» **EXERCISE INSTRUCTIONS**:
Check each line of the records below and collect those holding "badge".
--- DATA RECORDS ---
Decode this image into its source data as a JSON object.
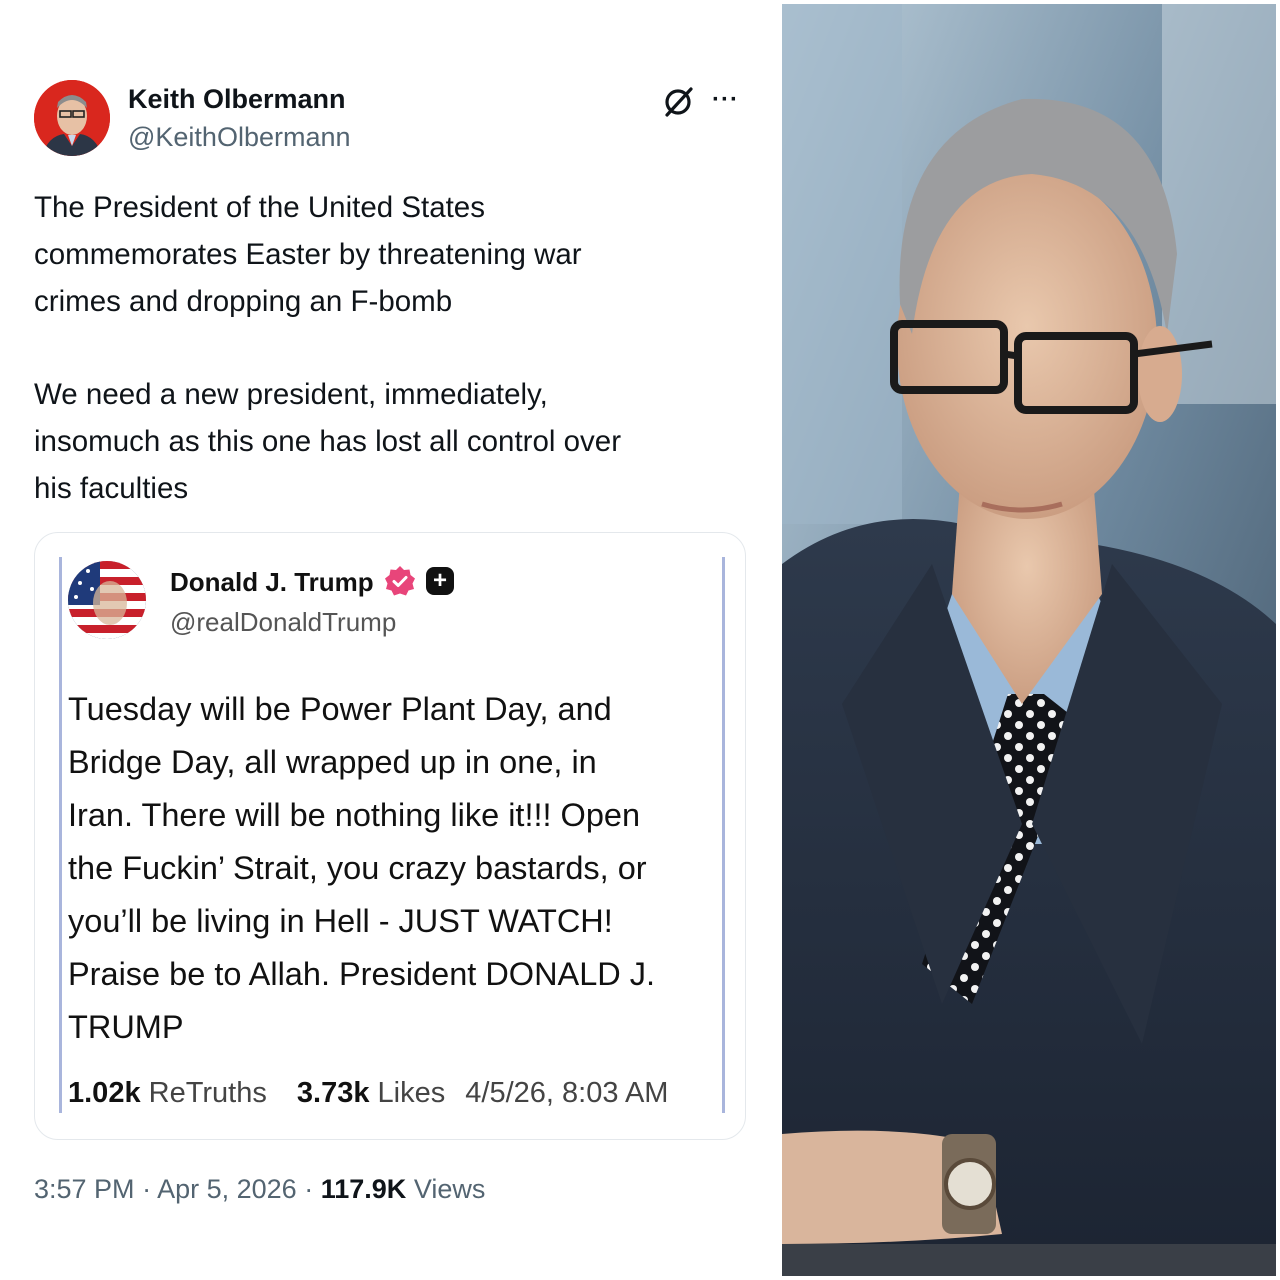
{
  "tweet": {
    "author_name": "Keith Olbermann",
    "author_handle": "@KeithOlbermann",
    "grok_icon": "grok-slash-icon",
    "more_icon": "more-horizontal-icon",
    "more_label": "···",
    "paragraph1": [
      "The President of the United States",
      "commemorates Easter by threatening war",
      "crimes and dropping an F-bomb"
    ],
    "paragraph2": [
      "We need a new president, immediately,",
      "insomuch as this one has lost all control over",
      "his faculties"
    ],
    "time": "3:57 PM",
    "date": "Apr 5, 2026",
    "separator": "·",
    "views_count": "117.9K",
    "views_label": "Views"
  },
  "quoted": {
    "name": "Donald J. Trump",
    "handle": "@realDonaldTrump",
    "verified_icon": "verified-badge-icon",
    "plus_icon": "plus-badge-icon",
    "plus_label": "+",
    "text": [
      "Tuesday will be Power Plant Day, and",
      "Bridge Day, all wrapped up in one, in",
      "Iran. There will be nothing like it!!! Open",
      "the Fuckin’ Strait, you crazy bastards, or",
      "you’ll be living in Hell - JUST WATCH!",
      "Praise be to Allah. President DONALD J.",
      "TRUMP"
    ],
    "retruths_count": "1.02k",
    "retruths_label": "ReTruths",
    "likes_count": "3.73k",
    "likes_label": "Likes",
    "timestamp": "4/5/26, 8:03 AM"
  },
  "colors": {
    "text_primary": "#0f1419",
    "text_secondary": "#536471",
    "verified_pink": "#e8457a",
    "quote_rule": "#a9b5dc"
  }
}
---
» **RESULT BELOW**:
    "verified_icon": "verified-badge-icon",
    "plus_icon": "plus-badge-icon",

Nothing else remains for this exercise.